Required task: Reproduce all of the data that follows, character for character.

[Stored data]
_ _ _ _
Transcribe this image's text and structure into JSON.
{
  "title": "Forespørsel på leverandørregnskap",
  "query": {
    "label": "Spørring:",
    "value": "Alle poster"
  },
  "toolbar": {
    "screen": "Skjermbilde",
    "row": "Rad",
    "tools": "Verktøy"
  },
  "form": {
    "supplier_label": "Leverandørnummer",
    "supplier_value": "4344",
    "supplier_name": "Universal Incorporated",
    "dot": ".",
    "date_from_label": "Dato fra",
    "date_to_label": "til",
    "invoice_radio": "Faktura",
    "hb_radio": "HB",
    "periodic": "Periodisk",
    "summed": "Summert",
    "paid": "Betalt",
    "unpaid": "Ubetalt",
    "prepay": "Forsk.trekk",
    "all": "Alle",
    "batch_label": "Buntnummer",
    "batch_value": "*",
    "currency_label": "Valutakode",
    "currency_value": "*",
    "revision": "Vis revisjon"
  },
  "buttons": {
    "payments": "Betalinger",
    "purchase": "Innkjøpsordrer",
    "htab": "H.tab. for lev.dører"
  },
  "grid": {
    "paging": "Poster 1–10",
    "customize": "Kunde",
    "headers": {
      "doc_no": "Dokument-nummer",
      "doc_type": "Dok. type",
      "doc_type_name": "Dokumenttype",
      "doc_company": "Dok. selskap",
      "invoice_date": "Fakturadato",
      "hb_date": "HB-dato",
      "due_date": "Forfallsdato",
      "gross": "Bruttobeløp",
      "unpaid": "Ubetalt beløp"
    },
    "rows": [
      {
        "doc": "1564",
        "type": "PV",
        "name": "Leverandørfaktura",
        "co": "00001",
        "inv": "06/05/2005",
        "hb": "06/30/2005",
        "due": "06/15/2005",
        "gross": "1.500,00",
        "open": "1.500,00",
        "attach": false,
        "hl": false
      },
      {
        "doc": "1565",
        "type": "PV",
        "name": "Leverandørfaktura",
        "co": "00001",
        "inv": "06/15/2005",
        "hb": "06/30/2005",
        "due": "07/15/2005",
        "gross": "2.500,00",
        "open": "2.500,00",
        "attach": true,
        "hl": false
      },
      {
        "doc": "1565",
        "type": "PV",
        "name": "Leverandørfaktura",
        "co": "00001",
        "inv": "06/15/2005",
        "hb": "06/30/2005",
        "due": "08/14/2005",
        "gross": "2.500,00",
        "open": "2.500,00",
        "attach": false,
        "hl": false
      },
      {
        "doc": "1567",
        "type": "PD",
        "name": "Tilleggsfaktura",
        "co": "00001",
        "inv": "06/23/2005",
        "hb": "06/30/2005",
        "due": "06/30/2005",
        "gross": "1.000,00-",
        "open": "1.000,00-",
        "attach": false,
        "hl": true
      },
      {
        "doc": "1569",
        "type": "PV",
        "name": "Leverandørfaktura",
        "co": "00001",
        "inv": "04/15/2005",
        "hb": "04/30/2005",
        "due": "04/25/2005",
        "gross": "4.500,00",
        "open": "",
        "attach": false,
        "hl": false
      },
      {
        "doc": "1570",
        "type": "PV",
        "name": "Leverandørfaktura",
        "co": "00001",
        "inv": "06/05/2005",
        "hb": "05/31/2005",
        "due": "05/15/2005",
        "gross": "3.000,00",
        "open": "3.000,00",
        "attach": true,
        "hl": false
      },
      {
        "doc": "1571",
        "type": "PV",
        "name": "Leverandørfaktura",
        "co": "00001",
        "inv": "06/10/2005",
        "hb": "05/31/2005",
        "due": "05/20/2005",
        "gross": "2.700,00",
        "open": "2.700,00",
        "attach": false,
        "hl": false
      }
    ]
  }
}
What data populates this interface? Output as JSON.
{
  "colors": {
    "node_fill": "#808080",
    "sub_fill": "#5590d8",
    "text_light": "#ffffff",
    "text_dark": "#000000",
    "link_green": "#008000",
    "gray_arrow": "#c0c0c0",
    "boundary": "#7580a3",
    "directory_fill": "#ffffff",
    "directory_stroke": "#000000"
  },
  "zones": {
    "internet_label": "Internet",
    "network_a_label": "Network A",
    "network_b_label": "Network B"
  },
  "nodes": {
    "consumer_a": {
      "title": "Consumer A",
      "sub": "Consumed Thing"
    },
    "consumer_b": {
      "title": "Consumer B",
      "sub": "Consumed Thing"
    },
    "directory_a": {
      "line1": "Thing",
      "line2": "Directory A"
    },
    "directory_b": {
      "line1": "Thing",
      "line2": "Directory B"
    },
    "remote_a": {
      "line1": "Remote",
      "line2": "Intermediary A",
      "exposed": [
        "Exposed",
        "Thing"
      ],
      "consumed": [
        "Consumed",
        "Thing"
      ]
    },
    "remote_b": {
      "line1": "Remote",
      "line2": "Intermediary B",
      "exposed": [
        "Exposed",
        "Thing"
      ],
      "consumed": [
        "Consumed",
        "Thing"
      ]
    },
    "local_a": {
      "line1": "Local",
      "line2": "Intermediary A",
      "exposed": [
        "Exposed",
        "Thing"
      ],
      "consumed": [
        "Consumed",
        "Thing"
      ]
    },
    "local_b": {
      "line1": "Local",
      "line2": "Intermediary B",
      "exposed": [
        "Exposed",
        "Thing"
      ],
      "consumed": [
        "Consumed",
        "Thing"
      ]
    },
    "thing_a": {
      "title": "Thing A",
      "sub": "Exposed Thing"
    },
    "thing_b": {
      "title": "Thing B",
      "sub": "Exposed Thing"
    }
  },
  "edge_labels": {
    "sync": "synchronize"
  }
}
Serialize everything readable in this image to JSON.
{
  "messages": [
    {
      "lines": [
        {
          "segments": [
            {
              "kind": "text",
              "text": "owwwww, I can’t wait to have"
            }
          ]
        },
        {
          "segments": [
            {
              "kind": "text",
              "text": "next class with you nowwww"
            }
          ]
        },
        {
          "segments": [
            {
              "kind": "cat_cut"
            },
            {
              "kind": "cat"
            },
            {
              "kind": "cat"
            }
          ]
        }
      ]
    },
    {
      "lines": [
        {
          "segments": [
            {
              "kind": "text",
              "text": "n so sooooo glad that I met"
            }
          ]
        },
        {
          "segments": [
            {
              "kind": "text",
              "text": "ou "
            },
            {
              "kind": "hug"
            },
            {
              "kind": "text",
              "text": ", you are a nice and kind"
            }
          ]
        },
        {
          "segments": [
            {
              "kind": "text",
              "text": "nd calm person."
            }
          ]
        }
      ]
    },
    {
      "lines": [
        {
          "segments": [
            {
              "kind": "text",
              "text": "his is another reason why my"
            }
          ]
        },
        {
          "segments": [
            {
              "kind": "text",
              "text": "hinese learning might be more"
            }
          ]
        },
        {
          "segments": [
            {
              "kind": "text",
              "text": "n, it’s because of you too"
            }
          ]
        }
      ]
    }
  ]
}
_ _ _ _
Correct response:
Transcribe this image's text and structure into JSON.
{
  "title": "Forespørsel på leverandørregnskap",
  "query": {
    "label": "Spørring:",
    "value": "Alle poster"
  },
  "toolbar": {
    "screen": "Skjermbilde",
    "row": "Rad",
    "tools": "Verktøy"
  },
  "form": {
    "supplier_label": "Leverandørnummer",
    "supplier_value": "4344",
    "supplier_name": "Universal Incorporated",
    "dot": ".",
    "date_from_label": "Dato fra",
    "date_to_label": "til",
    "invoice_radio": "Faktura",
    "hb_radio": "HB",
    "periodic": "Periodisk",
    "summed": "Summert",
    "paid": "Betalt",
    "unpaid": "Ubetalt",
    "prepay": "Forsk.trekk",
    "all": "Alle",
    "batch_label": "Buntnummer",
    "batch_value": "*",
    "currency_label": "Valutakode",
    "currency_value": "*",
    "revision": "Vis revisjon"
  },
  "buttons": {
    "payments": "Betalinger",
    "purchase": "Innkjøpsordrer",
    "htab": "H.tab. for lev.dører"
  },
  "grid": {
    "paging": "Poster 1–10",
    "customize": "Kunde",
    "headers": {
      "doc_no": "Dokument-nummer",
      "doc_type": "Dok. type",
      "doc_type_name": "Dokumenttype",
      "doc_company": "Dok. selskap",
      "invoice_date": "Fakturadato",
      "hb_date": "HB-dato",
      "due_date": "Forfallsdato",
      "gross": "Bruttobeløp",
      "unpaid": "Ubetalt beløp"
    },
    "rows": [
      {
        "doc": "1564",
        "type": "PV",
        "name": "Leverandørfaktura",
        "co": "00001",
        "inv": "06/05/2005",
        "hb": "06/30/2005",
        "due": "06/15/2005",
        "gross": "1.500,00",
        "open": "1.500,00",
        "attach": false,
        "hl": false
      },
      {
        "doc": "1565",
        "type": "PV",
        "name": "Leverandørfaktura",
        "co": "00001",
        "inv": "06/15/2005",
        "hb": "06/30/2005",
        "due": "07/15/2005",
        "gross": "2.500,00",
        "open": "2.500,00",
        "attach": true,
        "hl": false
      },
      {
        "doc": "1565",
        "type": "PV",
        "name": "Leverandørfaktura",
        "co": "00001",
        "inv": "06/15/2005",
        "hb": "06/30/2005",
        "due": "08/14/2005",
        "gross": "2.500,00",
        "open": "2.500,00",
        "attach": false,
        "hl": false
      },
      {
        "doc": "1567",
        "type": "PD",
        "name": "Tilleggsfaktura",
        "co": "00001",
        "inv": "06/23/2005",
        "hb": "06/30/2005",
        "due": "06/30/2005",
        "gross": "1.000,00-",
        "open": "1.000,00-",
        "attach": false,
        "hl": true
      },
      {
        "doc": "1569",
        "type": "PV",
        "name": "Leverandørfaktura",
        "co": "00001",
        "inv": "04/15/2005",
        "hb": "04/30/2005",
        "due": "04/25/2005",
        "gross": "4.500,00",
        "open": "",
        "attach": false,
        "hl": false
      },
      {
        "doc": "1570",
        "type": "PV",
        "name": "Leverandørfaktura",
        "co": "00001",
        "inv": "06/05/2005",
        "hb": "05/31/2005",
        "due": "05/15/2005",
        "gross": "3.000,00",
        "open": "3.000,00",
        "attach": true,
        "hl": false
      },
      {
        "doc": "1571",
        "type": "PV",
        "name": "Leverandørfaktura",
        "co": "00001",
        "inv": "06/10/2005",
        "hb": "05/31/2005",
        "due": "05/20/2005",
        "gross": "2.700,00",
        "open": "2.700,00",
        "attach": false,
        "hl": false
      }
    ]
  }
}
What data populates this interface? Output as JSON.
{
  "colors": {
    "node_fill": "#808080",
    "sub_fill": "#5590d8",
    "text_light": "#ffffff",
    "text_dark": "#000000",
    "link_green": "#008000",
    "gray_arrow": "#c0c0c0",
    "boundary": "#7580a3",
    "directory_fill": "#ffffff",
    "directory_stroke": "#000000"
  },
  "zones": {
    "internet_label": "Internet",
    "network_a_label": "Network A",
    "network_b_label": "Network B"
  },
  "nodes": {
    "consumer_a": {
      "title": "Consumer A",
      "sub": "Consumed Thing"
    },
    "consumer_b": {
      "title": "Consumer B",
      "sub": "Consumed Thing"
    },
    "directory_a": {
      "line1": "Thing",
      "line2": "Directory A"
    },
    "directory_b": {
      "line1": "Thing",
      "line2": "Directory B"
    },
    "remote_a": {
      "line1": "Remote",
      "line2": "Intermediary A",
      "exposed": [
        "Exposed",
        "Thing"
      ],
      "consumed": [
        "Consumed",
        "Thing"
      ]
    },
    "remote_b": {
      "line1": "Remote",
      "line2": "Intermediary B",
      "exposed": [
        "Exposed",
        "Thing"
      ],
      "consumed": [
        "Consumed",
        "Thing"
      ]
    },
    "local_a": {
      "line1": "Local",
      "line2": "Intermediary A",
      "exposed": [
        "Exposed",
        "Thing"
      ],
      "consumed": [
        "Consumed",
        "Thing"
      ]
    },
    "local_b": {
      "line1": "Local",
      "line2": "Intermediary B",
      "exposed": [
        "Exposed",
        "Thing"
      ],
      "consumed": [
        "Consumed",
        "Thing"
      ]
    },
    "thing_a": {
      "title": "Thing A",
      "sub": "Exposed Thing"
    },
    "thing_b": {
      "title": "Thing B",
      "sub": "Exposed Thing"
    }
  },
  "edge_labels": {
    "sync": "synchronize"
  }
}
Serialize everything readable in this image to JSON.
{
  "messages": [
    {
      "lines": [
        {
          "segments": [
            {
              "kind": "text",
              "text": "owwwww, I can’t wait to have"
            }
          ]
        },
        {
          "segments": [
            {
              "kind": "text",
              "text": "next class with you nowwww"
            }
          ]
        },
        {
          "segments": [
            {
              "kind": "cat_cut"
            },
            {
              "kind": "cat"
            },
            {
              "kind": "cat"
            }
          ]
        }
      ]
    },
    {
      "lines": [
        {
          "segments": [
            {
              "kind": "text",
              "text": "n so sooooo glad that I met"
            }
          ]
        },
        {
          "segments": [
            {
              "kind": "text",
              "text": "ou "
            },
            {
              "kind": "hug"
            },
            {
              "kind": "text",
              "text": ", you are a nice and kind"
            }
          ]
        },
        {
          "segments": [
            {
              "kind": "text",
              "text": "nd calm person."
            }
          ]
        }
      ]
    },
    {
      "lines": [
        {
          "segments": [
            {
              "kind": "text",
              "text": "his is another reason why my"
            }
          ]
        },
        {
          "segments": [
            {
              "kind": "text",
              "text": "hinese learning might be more"
            }
          ]
        },
        {
          "segments": [
            {
              "kind": "text",
              "text": "n, it’s because of you too"
            }
          ]
        }
      ]
    }
  ]
}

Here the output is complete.